> _Aim of the exercise_
What is the number of lines holding the word "CryptoQuant"? Give that number alone.
-- BEGIN Excerpted records --
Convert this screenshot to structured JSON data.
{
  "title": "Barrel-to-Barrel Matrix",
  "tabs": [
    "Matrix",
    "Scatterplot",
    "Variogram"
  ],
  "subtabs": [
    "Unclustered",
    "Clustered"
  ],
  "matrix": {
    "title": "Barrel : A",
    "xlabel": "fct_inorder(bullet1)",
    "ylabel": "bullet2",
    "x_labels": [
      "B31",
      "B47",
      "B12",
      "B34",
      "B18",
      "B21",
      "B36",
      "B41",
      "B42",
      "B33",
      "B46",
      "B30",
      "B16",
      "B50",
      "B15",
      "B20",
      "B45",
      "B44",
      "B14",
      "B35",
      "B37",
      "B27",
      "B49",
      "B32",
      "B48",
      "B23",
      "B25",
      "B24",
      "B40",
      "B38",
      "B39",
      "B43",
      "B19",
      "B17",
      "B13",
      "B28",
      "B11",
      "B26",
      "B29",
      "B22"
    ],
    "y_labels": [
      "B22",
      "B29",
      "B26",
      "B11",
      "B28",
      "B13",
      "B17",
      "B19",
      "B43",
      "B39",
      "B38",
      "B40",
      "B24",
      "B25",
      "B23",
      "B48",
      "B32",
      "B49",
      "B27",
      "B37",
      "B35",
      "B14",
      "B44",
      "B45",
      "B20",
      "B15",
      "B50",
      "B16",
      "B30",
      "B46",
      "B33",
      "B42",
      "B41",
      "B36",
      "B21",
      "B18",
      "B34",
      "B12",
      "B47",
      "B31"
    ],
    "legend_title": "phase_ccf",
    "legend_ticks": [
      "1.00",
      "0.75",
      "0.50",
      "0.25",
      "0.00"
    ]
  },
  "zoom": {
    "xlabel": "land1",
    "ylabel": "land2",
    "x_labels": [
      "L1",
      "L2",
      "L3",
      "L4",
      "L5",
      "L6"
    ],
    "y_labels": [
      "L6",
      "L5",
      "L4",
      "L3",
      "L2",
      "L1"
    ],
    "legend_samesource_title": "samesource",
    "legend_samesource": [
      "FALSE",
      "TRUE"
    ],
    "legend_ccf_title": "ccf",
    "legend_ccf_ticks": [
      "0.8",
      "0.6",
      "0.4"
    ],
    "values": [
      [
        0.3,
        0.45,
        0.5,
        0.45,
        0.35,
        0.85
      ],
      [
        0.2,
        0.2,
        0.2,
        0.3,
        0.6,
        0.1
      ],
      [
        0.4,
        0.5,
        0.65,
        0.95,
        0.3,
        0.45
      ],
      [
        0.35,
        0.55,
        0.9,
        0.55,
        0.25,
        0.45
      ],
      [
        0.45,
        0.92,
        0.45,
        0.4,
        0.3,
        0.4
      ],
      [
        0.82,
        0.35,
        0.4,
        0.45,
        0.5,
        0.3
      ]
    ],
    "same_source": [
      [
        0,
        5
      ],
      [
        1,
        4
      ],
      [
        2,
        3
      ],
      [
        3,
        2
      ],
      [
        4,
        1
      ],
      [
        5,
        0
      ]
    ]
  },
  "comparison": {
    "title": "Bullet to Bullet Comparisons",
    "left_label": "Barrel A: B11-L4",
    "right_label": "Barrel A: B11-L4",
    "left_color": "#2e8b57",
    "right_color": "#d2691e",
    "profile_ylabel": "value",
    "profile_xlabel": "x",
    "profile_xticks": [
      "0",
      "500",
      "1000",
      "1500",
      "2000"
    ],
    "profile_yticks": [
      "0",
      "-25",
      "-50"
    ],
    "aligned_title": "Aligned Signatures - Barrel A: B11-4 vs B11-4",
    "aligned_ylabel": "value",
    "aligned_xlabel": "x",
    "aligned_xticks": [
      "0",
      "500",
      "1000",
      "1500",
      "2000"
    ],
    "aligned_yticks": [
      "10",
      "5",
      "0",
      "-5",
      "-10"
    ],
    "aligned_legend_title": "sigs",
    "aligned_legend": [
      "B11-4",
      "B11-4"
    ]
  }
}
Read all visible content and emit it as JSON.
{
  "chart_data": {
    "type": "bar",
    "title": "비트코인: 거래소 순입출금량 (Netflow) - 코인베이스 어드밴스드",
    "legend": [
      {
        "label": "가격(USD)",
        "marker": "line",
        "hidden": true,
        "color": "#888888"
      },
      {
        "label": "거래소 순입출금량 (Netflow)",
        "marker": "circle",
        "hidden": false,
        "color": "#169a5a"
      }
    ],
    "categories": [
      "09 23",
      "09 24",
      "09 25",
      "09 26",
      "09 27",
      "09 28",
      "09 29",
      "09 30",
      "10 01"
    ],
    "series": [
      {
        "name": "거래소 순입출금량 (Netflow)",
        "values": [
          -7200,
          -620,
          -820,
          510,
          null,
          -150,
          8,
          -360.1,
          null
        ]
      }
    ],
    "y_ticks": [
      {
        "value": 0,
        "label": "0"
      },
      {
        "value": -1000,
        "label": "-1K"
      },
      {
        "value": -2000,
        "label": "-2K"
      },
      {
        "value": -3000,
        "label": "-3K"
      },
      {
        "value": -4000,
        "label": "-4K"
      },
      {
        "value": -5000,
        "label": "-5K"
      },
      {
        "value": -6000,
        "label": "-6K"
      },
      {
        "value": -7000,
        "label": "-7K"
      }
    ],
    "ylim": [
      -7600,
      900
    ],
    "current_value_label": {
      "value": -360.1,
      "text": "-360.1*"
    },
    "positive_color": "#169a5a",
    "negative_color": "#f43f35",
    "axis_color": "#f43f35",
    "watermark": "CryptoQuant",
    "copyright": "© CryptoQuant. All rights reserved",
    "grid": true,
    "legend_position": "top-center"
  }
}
-- END Excerpted records --
> _Completed exercise_
2